Stored entries:
[START]

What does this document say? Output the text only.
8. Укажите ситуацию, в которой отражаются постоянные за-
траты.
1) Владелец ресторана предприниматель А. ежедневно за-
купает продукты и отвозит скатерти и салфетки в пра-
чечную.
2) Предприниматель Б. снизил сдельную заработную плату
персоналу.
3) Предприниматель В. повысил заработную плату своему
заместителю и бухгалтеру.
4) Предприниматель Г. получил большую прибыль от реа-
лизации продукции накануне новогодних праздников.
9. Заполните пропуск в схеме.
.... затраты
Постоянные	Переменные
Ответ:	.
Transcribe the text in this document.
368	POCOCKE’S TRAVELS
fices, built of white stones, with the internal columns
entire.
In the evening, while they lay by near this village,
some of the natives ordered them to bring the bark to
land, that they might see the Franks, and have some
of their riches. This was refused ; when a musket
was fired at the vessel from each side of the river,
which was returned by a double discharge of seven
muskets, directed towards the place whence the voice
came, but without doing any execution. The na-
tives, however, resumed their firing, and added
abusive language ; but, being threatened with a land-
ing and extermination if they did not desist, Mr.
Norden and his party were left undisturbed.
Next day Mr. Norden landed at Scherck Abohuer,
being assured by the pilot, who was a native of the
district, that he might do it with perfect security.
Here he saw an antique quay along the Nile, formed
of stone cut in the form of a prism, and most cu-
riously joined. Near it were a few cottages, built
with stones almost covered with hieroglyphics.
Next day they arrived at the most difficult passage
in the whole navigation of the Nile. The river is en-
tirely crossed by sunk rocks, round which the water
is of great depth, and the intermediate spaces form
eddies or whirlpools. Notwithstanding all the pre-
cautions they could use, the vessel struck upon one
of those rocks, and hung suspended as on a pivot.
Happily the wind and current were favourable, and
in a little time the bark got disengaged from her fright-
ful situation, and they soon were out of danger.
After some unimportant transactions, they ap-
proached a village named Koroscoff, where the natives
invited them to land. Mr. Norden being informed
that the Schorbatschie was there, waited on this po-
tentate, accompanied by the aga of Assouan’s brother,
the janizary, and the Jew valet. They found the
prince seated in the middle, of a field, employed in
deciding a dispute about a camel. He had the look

[END]

### THE PROBLEM
Copy down the whole of the data above, matching it exactly.

### TASK ANSWER
What does this document say? Output the text only.
8. Укажите ситуацию, в которой отражаются постоянные за-
траты.
1) Владелец ресторана предприниматель А. ежедневно за-
купает продукты и отвозит скатерти и салфетки в пра-
чечную.
2) Предприниматель Б. снизил сдельную заработную плату
персоналу.
3) Предприниматель В. повысил заработную плату своему
заместителю и бухгалтеру.
4) Предприниматель Г. получил большую прибыль от реа-
лизации продукции накануне новогодних праздников.
9. Заполните пропуск в схеме.
.... затраты
Постоянные	Переменные
Ответ:	.
Transcribe the text in this document.
368	POCOCKE’S TRAVELS
fices, built of white stones, with the internal columns
entire.
In the evening, while they lay by near this village,
some of the natives ordered them to bring the bark to
land, that they might see the Franks, and have some
of their riches. This was refused ; when a musket
was fired at the vessel from each side of the river,
which was returned by a double discharge of seven
muskets, directed towards the place whence the voice
came, but without doing any execution. The na-
tives, however, resumed their firing, and added
abusive language ; but, being threatened with a land-
ing and extermination if they did not desist, Mr.
Norden and his party were left undisturbed.
Next day Mr. Norden landed at Scherck Abohuer,
being assured by the pilot, who was a native of the
district, that he might do it with perfect security.
Here he saw an antique quay along the Nile, formed
of stone cut in the form of a prism, and most cu-
riously joined. Near it were a few cottages, built
with stones almost covered with hieroglyphics.
Next day they arrived at the most difficult passage
in the whole navigation of the Nile. The river is en-
tirely crossed by sunk rocks, round which the water
is of great depth, and the intermediate spaces form
eddies or whirlpools. Notwithstanding all the pre-
cautions they could use, the vessel struck upon one
of those rocks, and hung suspended as on a pivot.
Happily the wind and current were favourable, and
in a little time the bark got disengaged from her fright-
ful situation, and they soon were out of danger.
After some unimportant transactions, they ap-
proached a village named Koroscoff, where the natives
invited them to land. Mr. Norden being informed
that the Schorbatschie was there, waited on this po-
tentate, accompanied by the aga of Assouan’s brother,
the janizary, and the Jew valet. They found the
prince seated in the middle, of a field, employed in
deciding a dispute about a camel. He had the look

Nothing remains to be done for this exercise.